Saved data entries:
>>>

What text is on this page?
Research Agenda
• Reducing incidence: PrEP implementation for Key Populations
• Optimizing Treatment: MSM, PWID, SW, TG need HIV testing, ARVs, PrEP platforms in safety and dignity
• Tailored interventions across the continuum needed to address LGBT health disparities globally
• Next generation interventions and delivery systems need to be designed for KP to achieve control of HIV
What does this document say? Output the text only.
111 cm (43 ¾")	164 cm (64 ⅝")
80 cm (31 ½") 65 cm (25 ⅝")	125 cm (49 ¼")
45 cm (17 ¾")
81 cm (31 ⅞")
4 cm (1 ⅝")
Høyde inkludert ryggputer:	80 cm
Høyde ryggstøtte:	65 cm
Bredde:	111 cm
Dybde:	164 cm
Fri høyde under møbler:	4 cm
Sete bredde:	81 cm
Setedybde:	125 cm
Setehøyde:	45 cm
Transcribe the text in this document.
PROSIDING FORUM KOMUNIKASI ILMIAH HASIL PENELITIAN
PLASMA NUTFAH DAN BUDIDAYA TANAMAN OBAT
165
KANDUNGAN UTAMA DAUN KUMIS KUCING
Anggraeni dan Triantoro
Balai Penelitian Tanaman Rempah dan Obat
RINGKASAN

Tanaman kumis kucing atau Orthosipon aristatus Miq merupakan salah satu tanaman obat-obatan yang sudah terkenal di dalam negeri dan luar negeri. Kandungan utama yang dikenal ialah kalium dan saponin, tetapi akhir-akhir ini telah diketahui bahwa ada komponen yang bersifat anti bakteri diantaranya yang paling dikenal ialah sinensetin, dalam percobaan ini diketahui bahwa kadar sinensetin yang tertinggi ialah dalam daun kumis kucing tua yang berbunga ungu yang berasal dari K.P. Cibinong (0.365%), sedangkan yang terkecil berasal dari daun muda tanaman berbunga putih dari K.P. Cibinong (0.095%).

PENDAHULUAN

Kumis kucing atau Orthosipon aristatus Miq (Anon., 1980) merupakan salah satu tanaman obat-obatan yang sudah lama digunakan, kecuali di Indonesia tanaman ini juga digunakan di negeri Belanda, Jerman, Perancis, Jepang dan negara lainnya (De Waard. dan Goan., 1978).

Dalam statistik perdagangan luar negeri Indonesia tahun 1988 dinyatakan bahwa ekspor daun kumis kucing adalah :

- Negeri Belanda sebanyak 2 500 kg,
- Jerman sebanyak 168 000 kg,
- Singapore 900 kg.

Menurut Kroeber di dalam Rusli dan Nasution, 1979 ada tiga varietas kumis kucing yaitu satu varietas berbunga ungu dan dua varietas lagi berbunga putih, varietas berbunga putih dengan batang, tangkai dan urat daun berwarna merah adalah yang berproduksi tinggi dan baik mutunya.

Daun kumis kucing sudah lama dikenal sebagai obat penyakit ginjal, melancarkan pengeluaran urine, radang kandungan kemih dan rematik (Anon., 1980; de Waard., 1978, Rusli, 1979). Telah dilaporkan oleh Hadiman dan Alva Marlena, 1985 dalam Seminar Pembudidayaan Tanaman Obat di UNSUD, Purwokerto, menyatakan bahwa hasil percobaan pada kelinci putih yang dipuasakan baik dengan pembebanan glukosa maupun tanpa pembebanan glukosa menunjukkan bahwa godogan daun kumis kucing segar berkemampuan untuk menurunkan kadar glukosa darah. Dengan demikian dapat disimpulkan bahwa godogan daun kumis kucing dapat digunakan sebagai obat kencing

<<<

Please reproduce each record precisely as written.

Task solution:
What text is on this page?
Research Agenda
• Reducing incidence: PrEP implementation for Key Populations
• Optimizing Treatment: MSM, PWID, SW, TG need HIV testing, ARVs, PrEP platforms in safety and dignity
• Tailored interventions across the continuum needed to address LGBT health disparities globally
• Next generation interventions and delivery systems need to be designed for KP to achieve control of HIV
What does this document say? Output the text only.
111 cm (43 ¾")	164 cm (64 ⅝")
80 cm (31 ½") 65 cm (25 ⅝")	125 cm (49 ¼")
45 cm (17 ¾")
81 cm (31 ⅞")
4 cm (1 ⅝")
Høyde inkludert ryggputer:	80 cm
Høyde ryggstøtte:	65 cm
Bredde:	111 cm
Dybde:	164 cm
Fri høyde under møbler:	4 cm
Sete bredde:	81 cm
Setedybde:	125 cm
Setehøyde:	45 cm
Transcribe the text in this document.
PROSIDING FORUM KOMUNIKASI ILMIAH HASIL PENELITIAN
PLASMA NUTFAH DAN BUDIDAYA TANAMAN OBAT
165
KANDUNGAN UTAMA DAUN KUMIS KUCING
Anggraeni dan Triantoro
Balai Penelitian Tanaman Rempah dan Obat
RINGKASAN

Tanaman kumis kucing atau Orthosipon aristatus Miq merupakan salah satu tanaman obat-obatan yang sudah terkenal di dalam negeri dan luar negeri. Kandungan utama yang dikenal ialah kalium dan saponin, tetapi akhir-akhir ini telah diketahui bahwa ada komponen yang bersifat anti bakteri diantaranya yang paling dikenal ialah sinensetin, dalam percobaan ini diketahui bahwa kadar sinensetin yang tertinggi ialah dalam daun kumis kucing tua yang berbunga ungu yang berasal dari K.P. Cibinong (0.365%), sedangkan yang terkecil berasal dari daun muda tanaman berbunga putih dari K.P. Cibinong (0.095%).

PENDAHULUAN

Kumis kucing atau Orthosipon aristatus Miq (Anon., 1980) merupakan salah satu tanaman obat-obatan yang sudah lama digunakan, kecuali di Indonesia tanaman ini juga digunakan di negeri Belanda, Jerman, Perancis, Jepang dan negara lainnya (De Waard. dan Goan., 1978).

Dalam statistik perdagangan luar negeri Indonesia tahun 1988 dinyatakan bahwa ekspor daun kumis kucing adalah :

- Negeri Belanda sebanyak 2 500 kg,
- Jerman sebanyak 168 000 kg,
- Singapore 900 kg.

Menurut Kroeber di dalam Rusli dan Nasution, 1979 ada tiga varietas kumis kucing yaitu satu varietas berbunga ungu dan dua varietas lagi berbunga putih, varietas berbunga putih dengan batang, tangkai dan urat daun berwarna merah adalah yang berproduksi tinggi dan baik mutunya.

Daun kumis kucing sudah lama dikenal sebagai obat penyakit ginjal, melancarkan pengeluaran urine, radang kandungan kemih dan rematik (Anon., 1980; de Waard., 1978, Rusli, 1979). Telah dilaporkan oleh Hadiman dan Alva Marlena, 1985 dalam Seminar Pembudidayaan Tanaman Obat di UNSUD, Purwokerto, menyatakan bahwa hasil percobaan pada kelinci putih yang dipuasakan baik dengan pembebanan glukosa maupun tanpa pembebanan glukosa menunjukkan bahwa godogan daun kumis kucing segar berkemampuan untuk menurunkan kadar glukosa darah. Dengan demikian dapat disimpulkan bahwa godogan daun kumis kucing dapat digunakan sebagai obat kencing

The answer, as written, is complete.